- **To be done**: Please print every record below exactly as it appears.

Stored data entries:
----

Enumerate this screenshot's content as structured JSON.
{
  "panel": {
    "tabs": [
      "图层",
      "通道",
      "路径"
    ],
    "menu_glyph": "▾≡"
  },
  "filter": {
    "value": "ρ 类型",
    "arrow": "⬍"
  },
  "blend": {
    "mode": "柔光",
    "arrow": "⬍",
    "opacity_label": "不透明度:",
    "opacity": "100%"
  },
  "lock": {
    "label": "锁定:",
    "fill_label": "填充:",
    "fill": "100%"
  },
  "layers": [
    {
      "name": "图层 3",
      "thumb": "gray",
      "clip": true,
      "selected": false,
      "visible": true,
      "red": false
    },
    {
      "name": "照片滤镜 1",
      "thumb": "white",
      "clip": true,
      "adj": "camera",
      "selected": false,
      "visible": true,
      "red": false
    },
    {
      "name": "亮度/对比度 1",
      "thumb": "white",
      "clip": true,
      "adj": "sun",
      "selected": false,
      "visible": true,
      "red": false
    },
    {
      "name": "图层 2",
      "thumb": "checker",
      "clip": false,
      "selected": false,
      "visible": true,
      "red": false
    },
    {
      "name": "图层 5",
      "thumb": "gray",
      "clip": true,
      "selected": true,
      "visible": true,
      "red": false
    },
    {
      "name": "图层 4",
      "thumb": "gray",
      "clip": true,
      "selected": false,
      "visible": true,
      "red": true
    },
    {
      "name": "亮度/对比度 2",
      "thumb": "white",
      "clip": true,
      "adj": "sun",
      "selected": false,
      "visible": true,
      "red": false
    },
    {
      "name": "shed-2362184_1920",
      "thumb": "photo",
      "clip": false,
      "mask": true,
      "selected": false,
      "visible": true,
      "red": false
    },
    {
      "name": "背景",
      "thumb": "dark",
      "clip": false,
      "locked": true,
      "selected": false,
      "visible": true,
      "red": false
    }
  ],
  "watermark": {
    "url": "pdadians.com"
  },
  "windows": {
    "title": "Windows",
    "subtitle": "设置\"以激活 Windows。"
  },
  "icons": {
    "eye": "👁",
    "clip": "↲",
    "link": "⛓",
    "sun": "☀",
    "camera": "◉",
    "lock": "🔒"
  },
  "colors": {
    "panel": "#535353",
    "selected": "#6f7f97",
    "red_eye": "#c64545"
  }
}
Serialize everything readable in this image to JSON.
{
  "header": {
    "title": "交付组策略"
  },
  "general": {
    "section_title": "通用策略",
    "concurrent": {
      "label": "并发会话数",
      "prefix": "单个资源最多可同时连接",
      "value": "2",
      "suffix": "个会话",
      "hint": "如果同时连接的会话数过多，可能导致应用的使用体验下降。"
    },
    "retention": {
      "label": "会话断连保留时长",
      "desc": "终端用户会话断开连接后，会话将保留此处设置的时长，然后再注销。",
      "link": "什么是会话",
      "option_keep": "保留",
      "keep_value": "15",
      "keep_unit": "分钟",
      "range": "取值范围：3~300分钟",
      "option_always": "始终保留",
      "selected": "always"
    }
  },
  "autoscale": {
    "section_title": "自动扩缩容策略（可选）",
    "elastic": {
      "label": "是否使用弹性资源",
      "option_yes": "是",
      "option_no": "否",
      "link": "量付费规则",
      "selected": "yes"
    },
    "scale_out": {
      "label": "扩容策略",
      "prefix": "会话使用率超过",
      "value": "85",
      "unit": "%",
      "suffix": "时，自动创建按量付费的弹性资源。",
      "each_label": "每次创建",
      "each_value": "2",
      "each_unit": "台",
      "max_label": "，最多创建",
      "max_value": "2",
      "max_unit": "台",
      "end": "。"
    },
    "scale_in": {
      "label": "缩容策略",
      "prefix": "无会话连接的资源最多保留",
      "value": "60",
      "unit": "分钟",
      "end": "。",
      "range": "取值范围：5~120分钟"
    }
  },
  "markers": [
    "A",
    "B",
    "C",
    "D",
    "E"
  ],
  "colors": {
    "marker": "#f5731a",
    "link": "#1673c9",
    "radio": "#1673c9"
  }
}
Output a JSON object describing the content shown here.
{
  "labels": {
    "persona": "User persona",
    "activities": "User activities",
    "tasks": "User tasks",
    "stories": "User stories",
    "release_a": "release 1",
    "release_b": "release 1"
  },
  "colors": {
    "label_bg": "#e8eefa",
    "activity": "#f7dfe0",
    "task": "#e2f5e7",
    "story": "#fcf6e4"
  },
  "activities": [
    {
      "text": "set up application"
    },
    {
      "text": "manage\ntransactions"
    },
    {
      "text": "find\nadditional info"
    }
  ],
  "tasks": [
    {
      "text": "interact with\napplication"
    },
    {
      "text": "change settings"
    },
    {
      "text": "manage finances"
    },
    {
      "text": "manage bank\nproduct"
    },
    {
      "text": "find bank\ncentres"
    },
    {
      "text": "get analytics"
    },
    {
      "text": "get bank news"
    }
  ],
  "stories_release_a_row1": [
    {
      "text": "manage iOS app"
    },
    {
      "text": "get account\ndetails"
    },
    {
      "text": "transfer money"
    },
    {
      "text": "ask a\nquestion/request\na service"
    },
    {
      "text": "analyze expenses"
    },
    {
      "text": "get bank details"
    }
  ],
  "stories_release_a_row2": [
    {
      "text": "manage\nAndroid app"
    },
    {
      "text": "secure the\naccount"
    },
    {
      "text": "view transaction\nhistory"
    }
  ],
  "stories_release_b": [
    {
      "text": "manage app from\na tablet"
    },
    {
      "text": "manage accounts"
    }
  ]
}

----

- **Result of this exercise**:
Enumerate this screenshot's content as structured JSON.
{
  "panel": {
    "tabs": [
      "图层",
      "通道",
      "路径"
    ],
    "menu_glyph": "▾≡"
  },
  "filter": {
    "value": "ρ 类型",
    "arrow": "⬍"
  },
  "blend": {
    "mode": "柔光",
    "arrow": "⬍",
    "opacity_label": "不透明度:",
    "opacity": "100%"
  },
  "lock": {
    "label": "锁定:",
    "fill_label": "填充:",
    "fill": "100%"
  },
  "layers": [
    {
      "name": "图层 3",
      "thumb": "gray",
      "clip": true,
      "selected": false,
      "visible": true,
      "red": false
    },
    {
      "name": "照片滤镜 1",
      "thumb": "white",
      "clip": true,
      "adj": "camera",
      "selected": false,
      "visible": true,
      "red": false
    },
    {
      "name": "亮度/对比度 1",
      "thumb": "white",
      "clip": true,
      "adj": "sun",
      "selected": false,
      "visible": true,
      "red": false
    },
    {
      "name": "图层 2",
      "thumb": "checker",
      "clip": false,
      "selected": false,
      "visible": true,
      "red": false
    },
    {
      "name": "图层 5",
      "thumb": "gray",
      "clip": true,
      "selected": true,
      "visible": true,
      "red": false
    },
    {
      "name": "图层 4",
      "thumb": "gray",
      "clip": true,
      "selected": false,
      "visible": true,
      "red": true
    },
    {
      "name": "亮度/对比度 2",
      "thumb": "white",
      "clip": true,
      "adj": "sun",
      "selected": false,
      "visible": true,
      "red": false
    },
    {
      "name": "shed-2362184_1920",
      "thumb": "photo",
      "clip": false,
      "mask": true,
      "selected": false,
      "visible": true,
      "red": false
    },
    {
      "name": "背景",
      "thumb": "dark",
      "clip": false,
      "locked": true,
      "selected": false,
      "visible": true,
      "red": false
    }
  ],
  "watermark": {
    "url": "pdadians.com"
  },
  "windows": {
    "title": "Windows",
    "subtitle": "设置\"以激活 Windows。"
  },
  "icons": {
    "eye": "👁",
    "clip": "↲",
    "link": "⛓",
    "sun": "☀",
    "camera": "◉",
    "lock": "🔒"
  },
  "colors": {
    "panel": "#535353",
    "selected": "#6f7f97",
    "red_eye": "#c64545"
  }
}
Serialize everything readable in this image to JSON.
{
  "header": {
    "title": "交付组策略"
  },
  "general": {
    "section_title": "通用策略",
    "concurrent": {
      "label": "并发会话数",
      "prefix": "单个资源最多可同时连接",
      "value": "2",
      "suffix": "个会话",
      "hint": "如果同时连接的会话数过多，可能导致应用的使用体验下降。"
    },
    "retention": {
      "label": "会话断连保留时长",
      "desc": "终端用户会话断开连接后，会话将保留此处设置的时长，然后再注销。",
      "link": "什么是会话",
      "option_keep": "保留",
      "keep_value": "15",
      "keep_unit": "分钟",
      "range": "取值范围：3~300分钟",
      "option_always": "始终保留",
      "selected": "always"
    }
  },
  "autoscale": {
    "section_title": "自动扩缩容策略（可选）",
    "elastic": {
      "label": "是否使用弹性资源",
      "option_yes": "是",
      "option_no": "否",
      "link": "量付费规则",
      "selected": "yes"
    },
    "scale_out": {
      "label": "扩容策略",
      "prefix": "会话使用率超过",
      "value": "85",
      "unit": "%",
      "suffix": "时，自动创建按量付费的弹性资源。",
      "each_label": "每次创建",
      "each_value": "2",
      "each_unit": "台",
      "max_label": "，最多创建",
      "max_value": "2",
      "max_unit": "台",
      "end": "。"
    },
    "scale_in": {
      "label": "缩容策略",
      "prefix": "无会话连接的资源最多保留",
      "value": "60",
      "unit": "分钟",
      "end": "。",
      "range": "取值范围：5~120分钟"
    }
  },
  "markers": [
    "A",
    "B",
    "C",
    "D",
    "E"
  ],
  "colors": {
    "marker": "#f5731a",
    "link": "#1673c9",
    "radio": "#1673c9"
  }
}
Output a JSON object describing the content shown here.
{
  "labels": {
    "persona": "User persona",
    "activities": "User activities",
    "tasks": "User tasks",
    "stories": "User stories",
    "release_a": "release 1",
    "release_b": "release 1"
  },
  "colors": {
    "label_bg": "#e8eefa",
    "activity": "#f7dfe0",
    "task": "#e2f5e7",
    "story": "#fcf6e4"
  },
  "activities": [
    {
      "text": "set up application"
    },
    {
      "text": "manage\ntransactions"
    },
    {
      "text": "find\nadditional info"
    }
  ],
  "tasks": [
    {
      "text": "interact with\napplication"
    },
    {
      "text": "change settings"
    },
    {
      "text": "manage finances"
    },
    {
      "text": "manage bank\nproduct"
    },
    {
      "text": "find bank\ncentres"
    },
    {
      "text": "get analytics"
    },
    {
      "text": "get bank news"
    }
  ],
  "stories_release_a_row1": [
    {
      "text": "manage iOS app"
    },
    {
      "text": "get account\ndetails"
    },
    {
      "text": "transfer money"
    },
    {
      "text": "ask a\nquestion/request\na service"
    },
    {
      "text": "analyze expenses"
    },
    {
      "text": "get bank details"
    }
  ],
  "stories_release_a_row2": [
    {
      "text": "manage\nAndroid app"
    },
    {
      "text": "secure the\naccount"
    },
    {
      "text": "view transaction\nhistory"
    }
  ],
  "stories_release_b": [
    {
      "text": "manage app from\na tablet"
    },
    {
      "text": "manage accounts"
    }
  ]
}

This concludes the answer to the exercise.